* **Collected data entries**
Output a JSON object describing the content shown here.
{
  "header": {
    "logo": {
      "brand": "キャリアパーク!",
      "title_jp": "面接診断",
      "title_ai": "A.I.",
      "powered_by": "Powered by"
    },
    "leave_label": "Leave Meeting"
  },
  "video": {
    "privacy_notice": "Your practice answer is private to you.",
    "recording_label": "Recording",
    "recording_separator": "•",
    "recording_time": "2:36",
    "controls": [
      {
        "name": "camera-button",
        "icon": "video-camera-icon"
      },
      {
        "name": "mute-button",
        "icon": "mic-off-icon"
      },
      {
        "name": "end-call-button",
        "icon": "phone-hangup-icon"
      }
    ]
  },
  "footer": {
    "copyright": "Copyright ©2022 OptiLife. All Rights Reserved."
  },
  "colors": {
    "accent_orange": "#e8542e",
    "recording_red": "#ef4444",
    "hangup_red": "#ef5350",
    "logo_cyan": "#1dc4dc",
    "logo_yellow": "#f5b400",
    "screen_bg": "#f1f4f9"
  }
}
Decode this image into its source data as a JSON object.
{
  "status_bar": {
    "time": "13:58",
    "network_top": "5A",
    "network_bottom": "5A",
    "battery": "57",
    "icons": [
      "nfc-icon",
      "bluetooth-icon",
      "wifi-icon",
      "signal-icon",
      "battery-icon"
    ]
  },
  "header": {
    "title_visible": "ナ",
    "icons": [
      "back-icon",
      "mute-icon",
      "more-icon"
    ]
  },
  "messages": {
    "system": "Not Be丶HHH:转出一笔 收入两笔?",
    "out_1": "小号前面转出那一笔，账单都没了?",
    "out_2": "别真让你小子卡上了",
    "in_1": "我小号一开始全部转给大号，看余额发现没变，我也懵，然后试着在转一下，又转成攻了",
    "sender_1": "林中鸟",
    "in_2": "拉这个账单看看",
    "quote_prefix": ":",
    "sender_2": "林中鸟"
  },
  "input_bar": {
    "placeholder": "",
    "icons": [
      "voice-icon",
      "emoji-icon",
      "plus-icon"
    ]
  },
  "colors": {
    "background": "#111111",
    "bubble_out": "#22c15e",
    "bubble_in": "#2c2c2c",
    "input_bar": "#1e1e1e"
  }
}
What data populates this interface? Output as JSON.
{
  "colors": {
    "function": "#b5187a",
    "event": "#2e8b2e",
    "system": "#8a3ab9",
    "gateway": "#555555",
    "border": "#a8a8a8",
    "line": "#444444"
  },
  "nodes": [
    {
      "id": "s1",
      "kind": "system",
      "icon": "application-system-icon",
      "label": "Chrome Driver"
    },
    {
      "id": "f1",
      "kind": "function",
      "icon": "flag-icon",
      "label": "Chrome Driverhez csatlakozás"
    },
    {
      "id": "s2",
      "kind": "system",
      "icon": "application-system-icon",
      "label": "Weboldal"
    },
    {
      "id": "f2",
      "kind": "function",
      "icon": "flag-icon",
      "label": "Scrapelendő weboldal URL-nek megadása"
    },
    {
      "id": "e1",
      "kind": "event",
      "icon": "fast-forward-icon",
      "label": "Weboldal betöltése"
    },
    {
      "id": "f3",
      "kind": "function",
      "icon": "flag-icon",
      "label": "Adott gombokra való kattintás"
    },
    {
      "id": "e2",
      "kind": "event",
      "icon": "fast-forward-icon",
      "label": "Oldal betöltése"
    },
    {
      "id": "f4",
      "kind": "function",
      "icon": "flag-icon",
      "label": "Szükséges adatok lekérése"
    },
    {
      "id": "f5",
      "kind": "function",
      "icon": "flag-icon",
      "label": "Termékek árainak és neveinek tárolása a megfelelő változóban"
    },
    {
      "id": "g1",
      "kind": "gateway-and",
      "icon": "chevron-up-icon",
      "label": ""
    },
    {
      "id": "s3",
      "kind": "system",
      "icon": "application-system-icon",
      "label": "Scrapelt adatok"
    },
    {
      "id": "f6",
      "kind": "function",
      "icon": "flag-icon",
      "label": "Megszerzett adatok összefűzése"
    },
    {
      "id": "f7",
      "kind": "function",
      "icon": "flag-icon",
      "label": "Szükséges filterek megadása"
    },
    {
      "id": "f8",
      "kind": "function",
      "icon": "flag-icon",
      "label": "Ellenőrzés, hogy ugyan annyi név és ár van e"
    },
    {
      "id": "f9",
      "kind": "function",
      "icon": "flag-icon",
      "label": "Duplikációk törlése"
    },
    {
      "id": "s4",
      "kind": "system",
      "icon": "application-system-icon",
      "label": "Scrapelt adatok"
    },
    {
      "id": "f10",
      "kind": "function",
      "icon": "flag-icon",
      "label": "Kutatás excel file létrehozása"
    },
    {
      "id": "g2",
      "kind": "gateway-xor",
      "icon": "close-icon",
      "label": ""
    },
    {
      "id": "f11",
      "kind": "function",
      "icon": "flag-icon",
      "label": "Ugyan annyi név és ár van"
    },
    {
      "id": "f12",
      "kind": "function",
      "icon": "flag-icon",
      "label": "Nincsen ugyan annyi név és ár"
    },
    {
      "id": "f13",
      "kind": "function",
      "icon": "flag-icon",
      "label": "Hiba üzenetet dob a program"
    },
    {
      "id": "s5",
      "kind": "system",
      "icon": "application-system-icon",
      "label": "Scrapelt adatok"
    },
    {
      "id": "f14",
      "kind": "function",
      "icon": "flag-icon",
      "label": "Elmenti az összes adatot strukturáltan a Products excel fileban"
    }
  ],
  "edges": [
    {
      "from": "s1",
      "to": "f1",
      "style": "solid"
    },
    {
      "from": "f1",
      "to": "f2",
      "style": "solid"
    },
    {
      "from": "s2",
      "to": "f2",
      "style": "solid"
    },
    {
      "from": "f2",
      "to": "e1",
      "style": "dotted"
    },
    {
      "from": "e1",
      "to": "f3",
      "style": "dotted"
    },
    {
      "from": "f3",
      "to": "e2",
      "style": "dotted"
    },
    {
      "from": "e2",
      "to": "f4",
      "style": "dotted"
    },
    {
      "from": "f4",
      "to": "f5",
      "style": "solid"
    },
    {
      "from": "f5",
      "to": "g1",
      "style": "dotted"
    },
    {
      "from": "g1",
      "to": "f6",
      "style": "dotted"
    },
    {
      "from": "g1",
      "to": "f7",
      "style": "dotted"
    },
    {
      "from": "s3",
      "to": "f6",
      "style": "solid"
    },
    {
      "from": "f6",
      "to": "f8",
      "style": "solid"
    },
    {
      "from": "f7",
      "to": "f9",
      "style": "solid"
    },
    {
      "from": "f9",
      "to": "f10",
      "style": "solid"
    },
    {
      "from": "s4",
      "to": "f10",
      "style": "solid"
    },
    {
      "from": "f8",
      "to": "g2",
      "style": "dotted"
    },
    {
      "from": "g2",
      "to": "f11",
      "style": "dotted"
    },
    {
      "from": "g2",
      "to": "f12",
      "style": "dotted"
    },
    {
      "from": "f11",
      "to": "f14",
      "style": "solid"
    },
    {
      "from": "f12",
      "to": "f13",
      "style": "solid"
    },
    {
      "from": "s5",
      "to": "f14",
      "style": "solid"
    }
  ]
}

* **TASK PROMPT**
Reproduce all of the records exactly.

* **RESULT OF THE EXERCISE**
Output a JSON object describing the content shown here.
{
  "header": {
    "logo": {
      "brand": "キャリアパーク!",
      "title_jp": "面接診断",
      "title_ai": "A.I.",
      "powered_by": "Powered by"
    },
    "leave_label": "Leave Meeting"
  },
  "video": {
    "privacy_notice": "Your practice answer is private to you.",
    "recording_label": "Recording",
    "recording_separator": "•",
    "recording_time": "2:36",
    "controls": [
      {
        "name": "camera-button",
        "icon": "video-camera-icon"
      },
      {
        "name": "mute-button",
        "icon": "mic-off-icon"
      },
      {
        "name": "end-call-button",
        "icon": "phone-hangup-icon"
      }
    ]
  },
  "footer": {
    "copyright": "Copyright ©2022 OptiLife. All Rights Reserved."
  },
  "colors": {
    "accent_orange": "#e8542e",
    "recording_red": "#ef4444",
    "hangup_red": "#ef5350",
    "logo_cyan": "#1dc4dc",
    "logo_yellow": "#f5b400",
    "screen_bg": "#f1f4f9"
  }
}
Decode this image into its source data as a JSON object.
{
  "status_bar": {
    "time": "13:58",
    "network_top": "5A",
    "network_bottom": "5A",
    "battery": "57",
    "icons": [
      "nfc-icon",
      "bluetooth-icon",
      "wifi-icon",
      "signal-icon",
      "battery-icon"
    ]
  },
  "header": {
    "title_visible": "ナ",
    "icons": [
      "back-icon",
      "mute-icon",
      "more-icon"
    ]
  },
  "messages": {
    "system": "Not Be丶HHH:转出一笔 收入两笔?",
    "out_1": "小号前面转出那一笔，账单都没了?",
    "out_2": "别真让你小子卡上了",
    "in_1": "我小号一开始全部转给大号，看余额发现没变，我也懵，然后试着在转一下，又转成攻了",
    "sender_1": "林中鸟",
    "in_2": "拉这个账单看看",
    "quote_prefix": ":",
    "sender_2": "林中鸟"
  },
  "input_bar": {
    "placeholder": "",
    "icons": [
      "voice-icon",
      "emoji-icon",
      "plus-icon"
    ]
  },
  "colors": {
    "background": "#111111",
    "bubble_out": "#22c15e",
    "bubble_in": "#2c2c2c",
    "input_bar": "#1e1e1e"
  }
}
What data populates this interface? Output as JSON.
{
  "colors": {
    "function": "#b5187a",
    "event": "#2e8b2e",
    "system": "#8a3ab9",
    "gateway": "#555555",
    "border": "#a8a8a8",
    "line": "#444444"
  },
  "nodes": [
    {
      "id": "s1",
      "kind": "system",
      "icon": "application-system-icon",
      "label": "Chrome Driver"
    },
    {
      "id": "f1",
      "kind": "function",
      "icon": "flag-icon",
      "label": "Chrome Driverhez csatlakozás"
    },
    {
      "id": "s2",
      "kind": "system",
      "icon": "application-system-icon",
      "label": "Weboldal"
    },
    {
      "id": "f2",
      "kind": "function",
      "icon": "flag-icon",
      "label": "Scrapelendő weboldal URL-nek megadása"
    },
    {
      "id": "e1",
      "kind": "event",
      "icon": "fast-forward-icon",
      "label": "Weboldal betöltése"
    },
    {
      "id": "f3",
      "kind": "function",
      "icon": "flag-icon",
      "label": "Adott gombokra való kattintás"
    },
    {
      "id": "e2",
      "kind": "event",
      "icon": "fast-forward-icon",
      "label": "Oldal betöltése"
    },
    {
      "id": "f4",
      "kind": "function",
      "icon": "flag-icon",
      "label": "Szükséges adatok lekérése"
    },
    {
      "id": "f5",
      "kind": "function",
      "icon": "flag-icon",
      "label": "Termékek árainak és neveinek tárolása a megfelelő változóban"
    },
    {
      "id": "g1",
      "kind": "gateway-and",
      "icon": "chevron-up-icon",
      "label": ""
    },
    {
      "id": "s3",
      "kind": "system",
      "icon": "application-system-icon",
      "label": "Scrapelt adatok"
    },
    {
      "id": "f6",
      "kind": "function",
      "icon": "flag-icon",
      "label": "Megszerzett adatok összefűzése"
    },
    {
      "id": "f7",
      "kind": "function",
      "icon": "flag-icon",
      "label": "Szükséges filterek megadása"
    },
    {
      "id": "f8",
      "kind": "function",
      "icon": "flag-icon",
      "label": "Ellenőrzés, hogy ugyan annyi név és ár van e"
    },
    {
      "id": "f9",
      "kind": "function",
      "icon": "flag-icon",
      "label": "Duplikációk törlése"
    },
    {
      "id": "s4",
      "kind": "system",
      "icon": "application-system-icon",
      "label": "Scrapelt adatok"
    },
    {
      "id": "f10",
      "kind": "function",
      "icon": "flag-icon",
      "label": "Kutatás excel file létrehozása"
    },
    {
      "id": "g2",
      "kind": "gateway-xor",
      "icon": "close-icon",
      "label": ""
    },
    {
      "id": "f11",
      "kind": "function",
      "icon": "flag-icon",
      "label": "Ugyan annyi név és ár van"
    },
    {
      "id": "f12",
      "kind": "function",
      "icon": "flag-icon",
      "label": "Nincsen ugyan annyi név és ár"
    },
    {
      "id": "f13",
      "kind": "function",
      "icon": "flag-icon",
      "label": "Hiba üzenetet dob a program"
    },
    {
      "id": "s5",
      "kind": "system",
      "icon": "application-system-icon",
      "label": "Scrapelt adatok"
    },
    {
      "id": "f14",
      "kind": "function",
      "icon": "flag-icon",
      "label": "Elmenti az összes adatot strukturáltan a Products excel fileban"
    }
  ],
  "edges": [
    {
      "from": "s1",
      "to": "f1",
      "style": "solid"
    },
    {
      "from": "f1",
      "to": "f2",
      "style": "solid"
    },
    {
      "from": "s2",
      "to": "f2",
      "style": "solid"
    },
    {
      "from": "f2",
      "to": "e1",
      "style": "dotted"
    },
    {
      "from": "e1",
      "to": "f3",
      "style": "dotted"
    },
    {
      "from": "f3",
      "to": "e2",
      "style": "dotted"
    },
    {
      "from": "e2",
      "to": "f4",
      "style": "dotted"
    },
    {
      "from": "f4",
      "to": "f5",
      "style": "solid"
    },
    {
      "from": "f5",
      "to": "g1",
      "style": "dotted"
    },
    {
      "from": "g1",
      "to": "f6",
      "style": "dotted"
    },
    {
      "from": "g1",
      "to": "f7",
      "style": "dotted"
    },
    {
      "from": "s3",
      "to": "f6",
      "style": "solid"
    },
    {
      "from": "f6",
      "to": "f8",
      "style": "solid"
    },
    {
      "from": "f7",
      "to": "f9",
      "style": "solid"
    },
    {
      "from": "f9",
      "to": "f10",
      "style": "solid"
    },
    {
      "from": "s4",
      "to": "f10",
      "style": "solid"
    },
    {
      "from": "f8",
      "to": "g2",
      "style": "dotted"
    },
    {
      "from": "g2",
      "to": "f11",
      "style": "dotted"
    },
    {
      "from": "g2",
      "to": "f12",
      "style": "dotted"
    },
    {
      "from": "f11",
      "to": "f14",
      "style": "solid"
    },
    {
      "from": "f12",
      "to": "f13",
      "style": "solid"
    },
    {
      "from": "s5",
      "to": "f14",
      "style": "solid"
    }
  ]
}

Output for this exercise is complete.